TASK:
Count the lines in the records below that contain the word "Wolf", and give that figure alone.

DATA EXTRACTS:
=== Begin Enclosure ===
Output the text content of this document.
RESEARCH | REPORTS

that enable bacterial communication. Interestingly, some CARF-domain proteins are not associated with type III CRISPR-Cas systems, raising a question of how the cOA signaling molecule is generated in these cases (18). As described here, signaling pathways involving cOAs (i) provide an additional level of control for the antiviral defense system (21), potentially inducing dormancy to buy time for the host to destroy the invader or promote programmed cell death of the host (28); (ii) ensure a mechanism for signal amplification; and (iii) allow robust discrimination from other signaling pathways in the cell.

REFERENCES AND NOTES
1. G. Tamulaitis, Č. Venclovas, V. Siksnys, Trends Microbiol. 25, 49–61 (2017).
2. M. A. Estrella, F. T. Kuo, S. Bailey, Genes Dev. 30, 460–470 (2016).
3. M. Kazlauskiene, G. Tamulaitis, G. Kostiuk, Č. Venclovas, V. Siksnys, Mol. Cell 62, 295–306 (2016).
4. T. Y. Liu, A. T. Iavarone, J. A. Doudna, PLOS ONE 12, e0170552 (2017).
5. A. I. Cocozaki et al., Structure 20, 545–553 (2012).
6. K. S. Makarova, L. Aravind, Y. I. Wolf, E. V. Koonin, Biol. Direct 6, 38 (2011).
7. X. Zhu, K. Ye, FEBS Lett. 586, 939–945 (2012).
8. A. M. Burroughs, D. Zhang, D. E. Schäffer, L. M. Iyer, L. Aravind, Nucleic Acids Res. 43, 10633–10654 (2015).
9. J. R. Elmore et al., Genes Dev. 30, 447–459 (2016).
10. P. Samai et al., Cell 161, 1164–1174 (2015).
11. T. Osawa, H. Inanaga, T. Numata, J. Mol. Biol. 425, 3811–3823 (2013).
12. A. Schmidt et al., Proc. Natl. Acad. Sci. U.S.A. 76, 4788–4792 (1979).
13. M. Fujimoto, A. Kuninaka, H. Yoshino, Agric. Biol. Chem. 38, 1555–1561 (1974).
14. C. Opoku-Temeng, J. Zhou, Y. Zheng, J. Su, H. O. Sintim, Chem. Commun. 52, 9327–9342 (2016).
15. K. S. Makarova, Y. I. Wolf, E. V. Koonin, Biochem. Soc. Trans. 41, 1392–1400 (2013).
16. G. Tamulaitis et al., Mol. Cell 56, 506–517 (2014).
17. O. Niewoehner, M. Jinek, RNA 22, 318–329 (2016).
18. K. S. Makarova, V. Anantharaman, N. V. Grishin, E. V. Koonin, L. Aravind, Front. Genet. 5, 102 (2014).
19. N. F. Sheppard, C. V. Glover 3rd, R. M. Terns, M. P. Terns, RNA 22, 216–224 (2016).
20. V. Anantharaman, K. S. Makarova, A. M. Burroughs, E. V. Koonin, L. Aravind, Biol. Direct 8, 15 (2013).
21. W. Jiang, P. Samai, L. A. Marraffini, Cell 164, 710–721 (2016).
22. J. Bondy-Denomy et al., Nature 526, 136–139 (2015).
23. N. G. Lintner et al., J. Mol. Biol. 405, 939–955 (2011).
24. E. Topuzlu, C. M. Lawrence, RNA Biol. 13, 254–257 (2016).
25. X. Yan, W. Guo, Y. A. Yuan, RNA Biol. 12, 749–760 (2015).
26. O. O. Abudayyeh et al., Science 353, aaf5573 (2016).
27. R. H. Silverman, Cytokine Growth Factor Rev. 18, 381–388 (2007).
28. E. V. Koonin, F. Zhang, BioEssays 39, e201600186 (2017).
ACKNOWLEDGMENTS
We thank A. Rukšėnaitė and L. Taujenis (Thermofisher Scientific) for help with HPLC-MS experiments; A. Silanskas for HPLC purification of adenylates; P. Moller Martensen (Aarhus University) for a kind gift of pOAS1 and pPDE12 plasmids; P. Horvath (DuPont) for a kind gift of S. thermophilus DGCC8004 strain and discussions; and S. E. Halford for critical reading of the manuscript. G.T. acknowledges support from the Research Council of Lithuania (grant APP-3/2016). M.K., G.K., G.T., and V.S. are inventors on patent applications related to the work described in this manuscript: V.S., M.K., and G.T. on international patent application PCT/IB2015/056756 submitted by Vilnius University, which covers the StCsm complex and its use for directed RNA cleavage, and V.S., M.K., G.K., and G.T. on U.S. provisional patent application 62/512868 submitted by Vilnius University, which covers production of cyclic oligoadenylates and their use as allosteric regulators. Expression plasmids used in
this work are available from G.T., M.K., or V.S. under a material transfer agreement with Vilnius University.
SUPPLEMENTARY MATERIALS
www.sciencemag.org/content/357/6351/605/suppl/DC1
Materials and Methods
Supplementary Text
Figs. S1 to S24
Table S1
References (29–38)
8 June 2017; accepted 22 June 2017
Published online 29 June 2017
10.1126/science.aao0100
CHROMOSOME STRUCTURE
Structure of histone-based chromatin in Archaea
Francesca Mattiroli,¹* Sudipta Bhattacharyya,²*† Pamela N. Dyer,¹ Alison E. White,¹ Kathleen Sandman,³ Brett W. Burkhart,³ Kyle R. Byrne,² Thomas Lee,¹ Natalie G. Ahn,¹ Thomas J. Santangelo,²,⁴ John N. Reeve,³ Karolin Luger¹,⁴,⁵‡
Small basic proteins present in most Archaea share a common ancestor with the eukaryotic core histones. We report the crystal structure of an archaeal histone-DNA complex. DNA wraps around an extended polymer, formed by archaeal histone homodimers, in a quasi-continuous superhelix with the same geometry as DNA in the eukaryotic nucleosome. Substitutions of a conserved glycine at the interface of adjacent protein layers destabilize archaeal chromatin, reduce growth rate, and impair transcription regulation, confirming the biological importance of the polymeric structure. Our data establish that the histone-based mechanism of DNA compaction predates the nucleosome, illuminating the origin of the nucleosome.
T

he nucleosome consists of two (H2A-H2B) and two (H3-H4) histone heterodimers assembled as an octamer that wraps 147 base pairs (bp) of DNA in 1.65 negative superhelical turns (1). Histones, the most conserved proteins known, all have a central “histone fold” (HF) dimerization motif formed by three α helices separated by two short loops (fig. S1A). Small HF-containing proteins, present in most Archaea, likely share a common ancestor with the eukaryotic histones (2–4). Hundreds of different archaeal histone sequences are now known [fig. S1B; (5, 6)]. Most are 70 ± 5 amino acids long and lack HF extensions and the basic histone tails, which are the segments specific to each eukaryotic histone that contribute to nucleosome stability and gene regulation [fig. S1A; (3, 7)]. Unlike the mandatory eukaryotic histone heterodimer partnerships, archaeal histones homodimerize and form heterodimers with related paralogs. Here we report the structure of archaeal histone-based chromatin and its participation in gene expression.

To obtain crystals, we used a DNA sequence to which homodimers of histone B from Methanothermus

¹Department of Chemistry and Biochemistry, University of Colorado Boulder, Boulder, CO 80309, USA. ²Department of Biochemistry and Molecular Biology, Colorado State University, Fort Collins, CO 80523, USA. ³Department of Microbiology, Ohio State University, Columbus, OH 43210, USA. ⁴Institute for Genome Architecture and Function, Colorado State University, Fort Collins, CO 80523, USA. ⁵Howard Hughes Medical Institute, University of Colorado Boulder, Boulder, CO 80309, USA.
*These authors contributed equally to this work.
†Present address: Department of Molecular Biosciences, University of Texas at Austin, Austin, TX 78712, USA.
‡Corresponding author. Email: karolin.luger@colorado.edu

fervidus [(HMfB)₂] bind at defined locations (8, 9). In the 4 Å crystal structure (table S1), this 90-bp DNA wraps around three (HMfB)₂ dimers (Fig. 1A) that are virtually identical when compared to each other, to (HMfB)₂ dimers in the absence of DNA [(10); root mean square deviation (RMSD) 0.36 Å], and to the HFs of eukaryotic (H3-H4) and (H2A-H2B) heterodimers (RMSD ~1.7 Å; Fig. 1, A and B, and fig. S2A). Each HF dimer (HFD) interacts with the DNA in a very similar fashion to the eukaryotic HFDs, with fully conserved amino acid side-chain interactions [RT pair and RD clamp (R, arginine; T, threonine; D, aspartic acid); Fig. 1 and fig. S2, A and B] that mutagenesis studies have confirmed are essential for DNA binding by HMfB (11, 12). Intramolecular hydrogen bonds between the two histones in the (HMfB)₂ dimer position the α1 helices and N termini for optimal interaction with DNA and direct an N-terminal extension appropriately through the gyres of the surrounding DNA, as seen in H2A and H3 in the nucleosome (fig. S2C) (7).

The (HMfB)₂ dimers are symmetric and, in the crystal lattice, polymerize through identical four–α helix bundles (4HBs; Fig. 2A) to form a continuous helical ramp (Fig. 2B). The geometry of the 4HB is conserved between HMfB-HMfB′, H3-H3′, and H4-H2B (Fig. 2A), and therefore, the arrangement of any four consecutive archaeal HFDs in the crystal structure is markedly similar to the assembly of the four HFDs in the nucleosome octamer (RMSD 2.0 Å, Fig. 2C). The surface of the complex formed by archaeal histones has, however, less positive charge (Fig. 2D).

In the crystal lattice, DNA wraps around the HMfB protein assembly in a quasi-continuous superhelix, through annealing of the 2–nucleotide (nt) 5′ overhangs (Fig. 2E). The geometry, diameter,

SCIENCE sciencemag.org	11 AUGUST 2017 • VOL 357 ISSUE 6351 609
=== End Enclosure ===
TASK ANSWER:
2